▶ Exercise requirements
Please write out the material that follows, exactly as it stands.

━━━━━ Entries supplied

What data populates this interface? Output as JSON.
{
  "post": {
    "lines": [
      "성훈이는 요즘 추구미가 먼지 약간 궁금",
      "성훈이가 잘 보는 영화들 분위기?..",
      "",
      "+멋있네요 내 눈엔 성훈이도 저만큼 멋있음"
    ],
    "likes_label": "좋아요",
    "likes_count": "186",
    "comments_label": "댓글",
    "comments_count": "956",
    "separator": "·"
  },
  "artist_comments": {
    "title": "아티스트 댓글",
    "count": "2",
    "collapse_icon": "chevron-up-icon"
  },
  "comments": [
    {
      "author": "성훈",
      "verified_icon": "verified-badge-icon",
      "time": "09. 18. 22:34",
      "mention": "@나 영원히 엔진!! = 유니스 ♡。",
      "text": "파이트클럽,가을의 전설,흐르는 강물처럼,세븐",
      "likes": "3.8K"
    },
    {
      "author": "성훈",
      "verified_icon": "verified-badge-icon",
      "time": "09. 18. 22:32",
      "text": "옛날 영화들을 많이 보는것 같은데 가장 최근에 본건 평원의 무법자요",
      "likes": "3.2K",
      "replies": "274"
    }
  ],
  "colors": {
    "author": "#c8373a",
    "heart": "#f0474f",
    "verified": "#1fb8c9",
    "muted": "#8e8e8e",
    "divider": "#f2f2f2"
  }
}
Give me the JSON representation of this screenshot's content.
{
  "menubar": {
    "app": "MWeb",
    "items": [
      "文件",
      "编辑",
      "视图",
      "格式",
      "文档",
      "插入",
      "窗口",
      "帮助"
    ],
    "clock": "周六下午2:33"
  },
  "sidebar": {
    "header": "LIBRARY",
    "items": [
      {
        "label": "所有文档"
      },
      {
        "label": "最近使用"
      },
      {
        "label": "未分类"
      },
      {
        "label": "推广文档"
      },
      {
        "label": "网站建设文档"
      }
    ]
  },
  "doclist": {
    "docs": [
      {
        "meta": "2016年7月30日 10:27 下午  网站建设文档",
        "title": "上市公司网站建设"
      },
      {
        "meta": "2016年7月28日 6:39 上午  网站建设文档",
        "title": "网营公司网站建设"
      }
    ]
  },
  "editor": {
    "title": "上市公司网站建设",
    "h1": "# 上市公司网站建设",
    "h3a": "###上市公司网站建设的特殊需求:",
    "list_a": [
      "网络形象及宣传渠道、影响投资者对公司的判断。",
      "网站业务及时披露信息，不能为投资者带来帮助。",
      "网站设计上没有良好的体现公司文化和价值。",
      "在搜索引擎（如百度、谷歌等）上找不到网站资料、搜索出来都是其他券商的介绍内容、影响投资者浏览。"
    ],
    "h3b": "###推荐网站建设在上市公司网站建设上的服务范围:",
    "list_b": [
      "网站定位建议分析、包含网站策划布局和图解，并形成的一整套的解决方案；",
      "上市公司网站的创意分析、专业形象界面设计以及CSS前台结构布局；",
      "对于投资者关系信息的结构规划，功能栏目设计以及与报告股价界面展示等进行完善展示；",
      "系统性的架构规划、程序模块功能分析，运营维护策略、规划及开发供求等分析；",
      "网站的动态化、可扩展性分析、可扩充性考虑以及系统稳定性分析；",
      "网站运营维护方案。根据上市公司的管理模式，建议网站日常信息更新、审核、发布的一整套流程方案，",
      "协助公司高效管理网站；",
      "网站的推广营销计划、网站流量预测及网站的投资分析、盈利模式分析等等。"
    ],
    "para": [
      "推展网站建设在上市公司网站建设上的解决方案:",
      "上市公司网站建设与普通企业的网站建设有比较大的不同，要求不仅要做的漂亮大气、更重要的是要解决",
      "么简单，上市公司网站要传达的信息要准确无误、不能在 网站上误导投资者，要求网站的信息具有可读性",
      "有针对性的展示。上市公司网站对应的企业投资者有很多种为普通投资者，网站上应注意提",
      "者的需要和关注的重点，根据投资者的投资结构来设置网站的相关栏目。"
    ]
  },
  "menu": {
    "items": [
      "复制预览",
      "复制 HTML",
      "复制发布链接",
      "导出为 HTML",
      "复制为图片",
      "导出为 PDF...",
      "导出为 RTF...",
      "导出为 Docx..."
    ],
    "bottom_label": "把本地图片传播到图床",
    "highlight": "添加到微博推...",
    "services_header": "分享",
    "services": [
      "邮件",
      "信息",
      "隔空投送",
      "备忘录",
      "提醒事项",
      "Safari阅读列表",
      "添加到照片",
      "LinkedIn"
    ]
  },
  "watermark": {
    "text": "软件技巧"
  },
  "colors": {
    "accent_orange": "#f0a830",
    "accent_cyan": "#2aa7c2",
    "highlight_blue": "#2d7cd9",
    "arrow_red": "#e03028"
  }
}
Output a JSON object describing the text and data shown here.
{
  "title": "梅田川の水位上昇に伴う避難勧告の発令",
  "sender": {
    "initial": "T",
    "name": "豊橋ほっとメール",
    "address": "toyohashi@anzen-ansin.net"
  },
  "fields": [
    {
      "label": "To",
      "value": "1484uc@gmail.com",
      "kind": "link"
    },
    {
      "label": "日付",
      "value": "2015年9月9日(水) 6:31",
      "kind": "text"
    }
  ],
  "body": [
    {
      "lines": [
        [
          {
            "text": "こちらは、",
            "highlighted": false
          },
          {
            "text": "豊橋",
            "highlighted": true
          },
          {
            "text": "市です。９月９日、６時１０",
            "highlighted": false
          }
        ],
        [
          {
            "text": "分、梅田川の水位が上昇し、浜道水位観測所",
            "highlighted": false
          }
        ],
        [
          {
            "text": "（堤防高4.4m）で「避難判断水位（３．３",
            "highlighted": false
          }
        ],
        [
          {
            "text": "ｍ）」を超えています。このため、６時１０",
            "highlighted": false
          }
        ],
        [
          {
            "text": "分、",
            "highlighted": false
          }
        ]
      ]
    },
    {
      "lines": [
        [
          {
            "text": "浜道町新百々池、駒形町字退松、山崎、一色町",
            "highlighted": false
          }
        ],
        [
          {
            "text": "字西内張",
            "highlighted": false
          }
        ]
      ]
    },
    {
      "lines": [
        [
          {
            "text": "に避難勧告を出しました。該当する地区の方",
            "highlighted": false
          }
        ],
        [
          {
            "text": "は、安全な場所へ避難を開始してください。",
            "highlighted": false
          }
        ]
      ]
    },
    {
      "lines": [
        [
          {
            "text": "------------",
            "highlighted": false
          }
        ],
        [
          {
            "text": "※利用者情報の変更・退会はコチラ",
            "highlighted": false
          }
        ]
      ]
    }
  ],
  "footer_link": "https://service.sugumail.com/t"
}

━━━━━━━━━━

▶ Correct output
What data populates this interface? Output as JSON.
{
  "post": {
    "lines": [
      "성훈이는 요즘 추구미가 먼지 약간 궁금",
      "성훈이가 잘 보는 영화들 분위기?..",
      "",
      "+멋있네요 내 눈엔 성훈이도 저만큼 멋있음"
    ],
    "likes_label": "좋아요",
    "likes_count": "186",
    "comments_label": "댓글",
    "comments_count": "956",
    "separator": "·"
  },
  "artist_comments": {
    "title": "아티스트 댓글",
    "count": "2",
    "collapse_icon": "chevron-up-icon"
  },
  "comments": [
    {
      "author": "성훈",
      "verified_icon": "verified-badge-icon",
      "time": "09. 18. 22:34",
      "mention": "@나 영원히 엔진!! = 유니스 ♡。",
      "text": "파이트클럽,가을의 전설,흐르는 강물처럼,세븐",
      "likes": "3.8K"
    },
    {
      "author": "성훈",
      "verified_icon": "verified-badge-icon",
      "time": "09. 18. 22:32",
      "text": "옛날 영화들을 많이 보는것 같은데 가장 최근에 본건 평원의 무법자요",
      "likes": "3.2K",
      "replies": "274"
    }
  ],
  "colors": {
    "author": "#c8373a",
    "heart": "#f0474f",
    "verified": "#1fb8c9",
    "muted": "#8e8e8e",
    "divider": "#f2f2f2"
  }
}
Give me the JSON representation of this screenshot's content.
{
  "menubar": {
    "app": "MWeb",
    "items": [
      "文件",
      "编辑",
      "视图",
      "格式",
      "文档",
      "插入",
      "窗口",
      "帮助"
    ],
    "clock": "周六下午2:33"
  },
  "sidebar": {
    "header": "LIBRARY",
    "items": [
      {
        "label": "所有文档"
      },
      {
        "label": "最近使用"
      },
      {
        "label": "未分类"
      },
      {
        "label": "推广文档"
      },
      {
        "label": "网站建设文档"
      }
    ]
  },
  "doclist": {
    "docs": [
      {
        "meta": "2016年7月30日 10:27 下午  网站建设文档",
        "title": "上市公司网站建设"
      },
      {
        "meta": "2016年7月28日 6:39 上午  网站建设文档",
        "title": "网营公司网站建设"
      }
    ]
  },
  "editor": {
    "title": "上市公司网站建设",
    "h1": "# 上市公司网站建设",
    "h3a": "###上市公司网站建设的特殊需求:",
    "list_a": [
      "网络形象及宣传渠道、影响投资者对公司的判断。",
      "网站业务及时披露信息，不能为投资者带来帮助。",
      "网站设计上没有良好的体现公司文化和价值。",
      "在搜索引擎（如百度、谷歌等）上找不到网站资料、搜索出来都是其他券商的介绍内容、影响投资者浏览。"
    ],
    "h3b": "###推荐网站建设在上市公司网站建设上的服务范围:",
    "list_b": [
      "网站定位建议分析、包含网站策划布局和图解，并形成的一整套的解决方案；",
      "上市公司网站的创意分析、专业形象界面设计以及CSS前台结构布局；",
      "对于投资者关系信息的结构规划，功能栏目设计以及与报告股价界面展示等进行完善展示；",
      "系统性的架构规划、程序模块功能分析，运营维护策略、规划及开发供求等分析；",
      "网站的动态化、可扩展性分析、可扩充性考虑以及系统稳定性分析；",
      "网站运营维护方案。根据上市公司的管理模式，建议网站日常信息更新、审核、发布的一整套流程方案，",
      "协助公司高效管理网站；",
      "网站的推广营销计划、网站流量预测及网站的投资分析、盈利模式分析等等。"
    ],
    "para": [
      "推展网站建设在上市公司网站建设上的解决方案:",
      "上市公司网站建设与普通企业的网站建设有比较大的不同，要求不仅要做的漂亮大气、更重要的是要解决",
      "么简单，上市公司网站要传达的信息要准确无误、不能在 网站上误导投资者，要求网站的信息具有可读性",
      "有针对性的展示。上市公司网站对应的企业投资者有很多种为普通投资者，网站上应注意提",
      "者的需要和关注的重点，根据投资者的投资结构来设置网站的相关栏目。"
    ]
  },
  "menu": {
    "items": [
      "复制预览",
      "复制 HTML",
      "复制发布链接",
      "导出为 HTML",
      "复制为图片",
      "导出为 PDF...",
      "导出为 RTF...",
      "导出为 Docx..."
    ],
    "bottom_label": "把本地图片传播到图床",
    "highlight": "添加到微博推...",
    "services_header": "分享",
    "services": [
      "邮件",
      "信息",
      "隔空投送",
      "备忘录",
      "提醒事项",
      "Safari阅读列表",
      "添加到照片",
      "LinkedIn"
    ]
  },
  "watermark": {
    "text": "软件技巧"
  },
  "colors": {
    "accent_orange": "#f0a830",
    "accent_cyan": "#2aa7c2",
    "highlight_blue": "#2d7cd9",
    "arrow_red": "#e03028"
  }
}
Output a JSON object describing the text and data shown here.
{
  "title": "梅田川の水位上昇に伴う避難勧告の発令",
  "sender": {
    "initial": "T",
    "name": "豊橋ほっとメール",
    "address": "toyohashi@anzen-ansin.net"
  },
  "fields": [
    {
      "label": "To",
      "value": "1484uc@gmail.com",
      "kind": "link"
    },
    {
      "label": "日付",
      "value": "2015年9月9日(水) 6:31",
      "kind": "text"
    }
  ],
  "body": [
    {
      "lines": [
        [
          {
            "text": "こちらは、",
            "highlighted": false
          },
          {
            "text": "豊橋",
            "highlighted": true
          },
          {
            "text": "市です。９月９日、６時１０",
            "highlighted": false
          }
        ],
        [
          {
            "text": "分、梅田川の水位が上昇し、浜道水位観測所",
            "highlighted": false
          }
        ],
        [
          {
            "text": "（堤防高4.4m）で「避難判断水位（３．３",
            "highlighted": false
          }
        ],
        [
          {
            "text": "ｍ）」を超えています。このため、６時１０",
            "highlighted": false
          }
        ],
        [
          {
            "text": "分、",
            "highlighted": false
          }
        ]
      ]
    },
    {
      "lines": [
        [
          {
            "text": "浜道町新百々池、駒形町字退松、山崎、一色町",
            "highlighted": false
          }
        ],
        [
          {
            "text": "字西内張",
            "highlighted": false
          }
        ]
      ]
    },
    {
      "lines": [
        [
          {
            "text": "に避難勧告を出しました。該当する地区の方",
            "highlighted": false
          }
        ],
        [
          {
            "text": "は、安全な場所へ避難を開始してください。",
            "highlighted": false
          }
        ]
      ]
    },
    {
      "lines": [
        [
          {
            "text": "------------",
            "highlighted": false
          }
        ],
        [
          {
            "text": "※利用者情報の変更・退会はコチラ",
            "highlighted": false
          }
        ]
      ]
    }
  ],
  "footer_link": "https://service.sugumail.com/t"
}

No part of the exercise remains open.